§ What is asked: Write out all the lines again, precisely as they stand, but without the images.
== Records
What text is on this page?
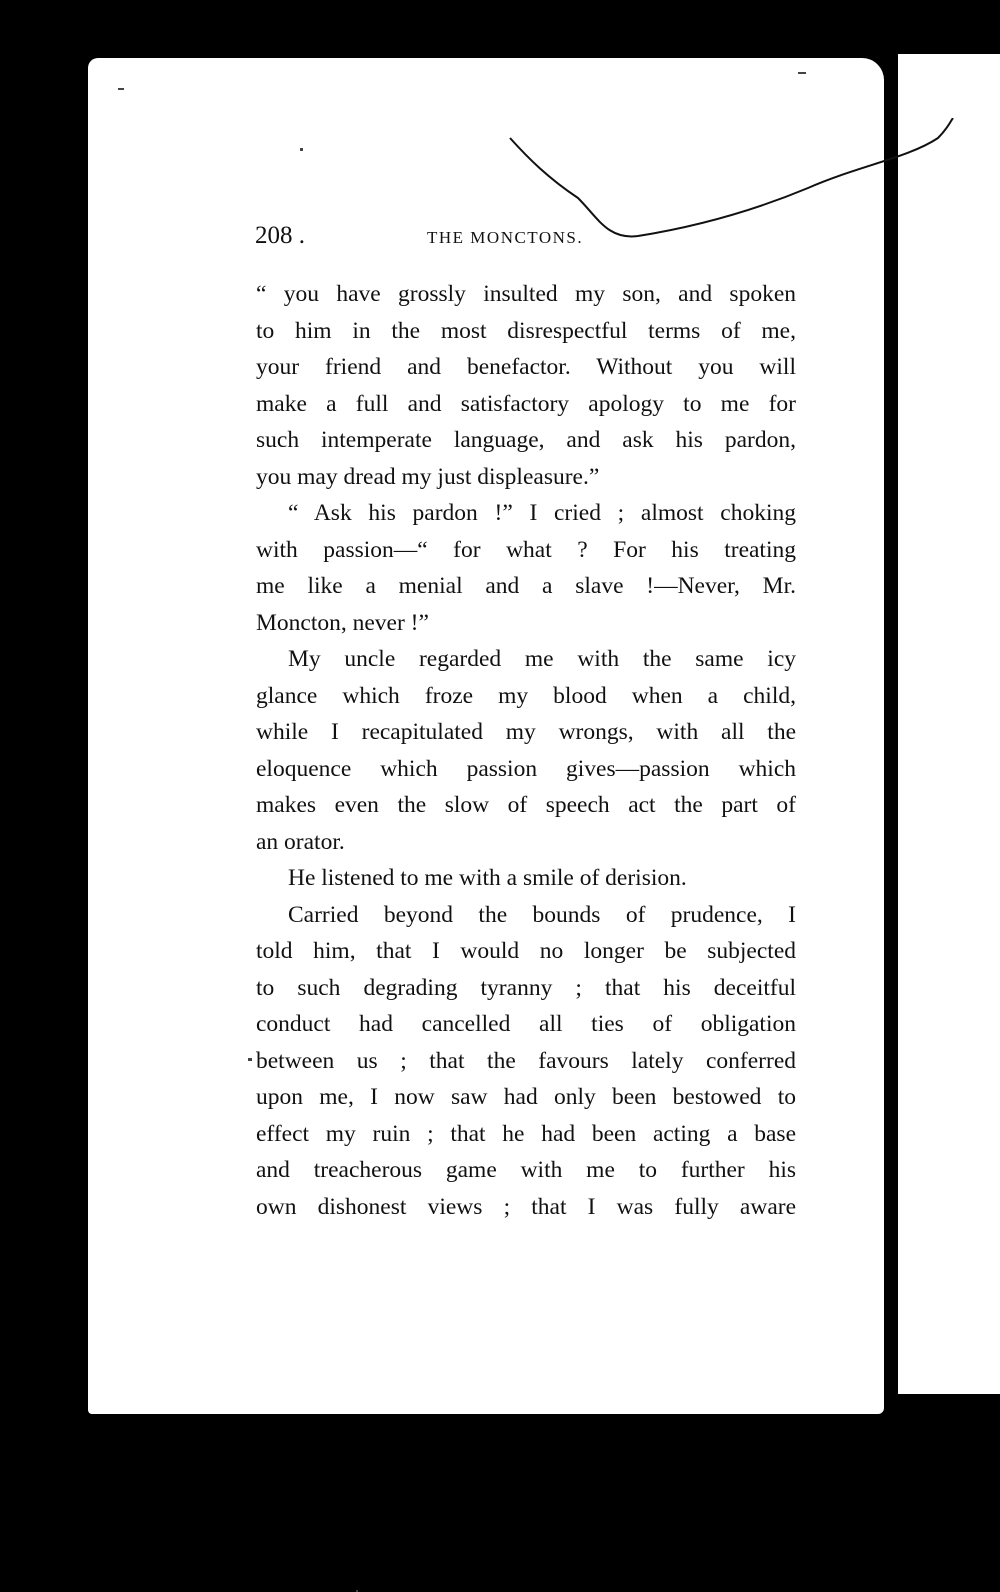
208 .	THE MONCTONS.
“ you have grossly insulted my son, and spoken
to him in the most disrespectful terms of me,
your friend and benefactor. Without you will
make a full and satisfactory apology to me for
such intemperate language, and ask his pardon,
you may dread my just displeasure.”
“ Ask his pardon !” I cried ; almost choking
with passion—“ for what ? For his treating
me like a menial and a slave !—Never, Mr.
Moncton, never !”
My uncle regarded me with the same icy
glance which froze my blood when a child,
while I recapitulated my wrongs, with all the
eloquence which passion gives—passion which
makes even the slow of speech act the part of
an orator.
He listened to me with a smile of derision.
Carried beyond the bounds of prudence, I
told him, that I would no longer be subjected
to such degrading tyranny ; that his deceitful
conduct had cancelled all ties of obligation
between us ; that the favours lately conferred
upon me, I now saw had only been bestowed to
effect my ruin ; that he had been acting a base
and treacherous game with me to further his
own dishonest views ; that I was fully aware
====
§ Solution to the problem:
What text is on this page?
208 .	THE MONCTONS.
“ you have grossly insulted my son, and spoken
to him in the most disrespectful terms of me,
your friend and benefactor. Without you will
make a full and satisfactory apology to me for
such intemperate language, and ask his pardon,
you may dread my just displeasure.”
“ Ask his pardon !” I cried ; almost choking
with passion—“ for what ? For his treating
me like a menial and a slave !—Never, Mr.
Moncton, never !”
My uncle regarded me with the same icy
glance which froze my blood when a child,
while I recapitulated my wrongs, with all the
eloquence which passion gives—passion which
makes even the slow of speech act the part of
an orator.
He listened to me with a smile of derision.
Carried beyond the bounds of prudence, I
told him, that I would no longer be subjected
to such degrading tyranny ; that his deceitful
conduct had cancelled all ties of obligation
between us ; that the favours lately conferred
upon me, I now saw had only been bestowed to
effect my ruin ; that he had been acting a base
and treacherous game with me to further his
own dishonest views ; that I was fully aware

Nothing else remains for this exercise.